» WORK REQUIRED
Extract each line bearing the word "JSON".

>> Start SUPPLIED MATERIAL

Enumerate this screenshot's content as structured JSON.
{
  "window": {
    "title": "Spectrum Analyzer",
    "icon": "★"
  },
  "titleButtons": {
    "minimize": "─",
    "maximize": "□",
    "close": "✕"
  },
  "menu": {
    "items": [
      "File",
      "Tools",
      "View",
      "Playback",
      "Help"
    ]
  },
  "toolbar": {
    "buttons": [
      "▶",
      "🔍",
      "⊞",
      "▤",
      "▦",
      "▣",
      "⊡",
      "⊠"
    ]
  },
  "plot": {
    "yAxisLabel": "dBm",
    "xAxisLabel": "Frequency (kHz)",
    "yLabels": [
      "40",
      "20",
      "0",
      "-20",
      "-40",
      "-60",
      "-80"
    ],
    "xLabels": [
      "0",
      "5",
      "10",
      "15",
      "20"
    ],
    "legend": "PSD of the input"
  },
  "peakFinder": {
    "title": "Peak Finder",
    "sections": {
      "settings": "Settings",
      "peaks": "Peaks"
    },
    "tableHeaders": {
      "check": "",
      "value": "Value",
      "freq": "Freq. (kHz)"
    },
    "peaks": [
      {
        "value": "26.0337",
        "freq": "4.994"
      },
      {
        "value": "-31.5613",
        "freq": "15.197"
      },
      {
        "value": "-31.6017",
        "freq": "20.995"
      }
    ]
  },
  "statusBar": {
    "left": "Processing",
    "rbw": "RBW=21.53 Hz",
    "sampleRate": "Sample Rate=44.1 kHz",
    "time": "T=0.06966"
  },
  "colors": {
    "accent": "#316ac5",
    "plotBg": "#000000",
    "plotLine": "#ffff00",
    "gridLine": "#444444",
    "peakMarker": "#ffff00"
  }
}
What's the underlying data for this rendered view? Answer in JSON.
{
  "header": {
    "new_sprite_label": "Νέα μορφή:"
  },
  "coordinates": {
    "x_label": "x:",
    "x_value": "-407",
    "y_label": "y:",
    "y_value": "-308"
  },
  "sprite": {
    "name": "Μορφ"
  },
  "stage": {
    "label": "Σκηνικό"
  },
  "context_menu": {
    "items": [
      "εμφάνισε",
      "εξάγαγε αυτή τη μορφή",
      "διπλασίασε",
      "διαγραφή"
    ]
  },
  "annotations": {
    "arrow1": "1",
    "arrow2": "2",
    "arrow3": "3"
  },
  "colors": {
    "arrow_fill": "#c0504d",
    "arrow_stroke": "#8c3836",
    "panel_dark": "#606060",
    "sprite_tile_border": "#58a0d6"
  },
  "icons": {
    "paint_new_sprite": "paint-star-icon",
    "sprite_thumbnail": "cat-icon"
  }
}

>> End SUPPLIED MATERIAL

» ANSWER TO THE TASK
Enumerate this screenshot's content as structured JSON.
What's the underlying data for this rendered view? Answer in JSON.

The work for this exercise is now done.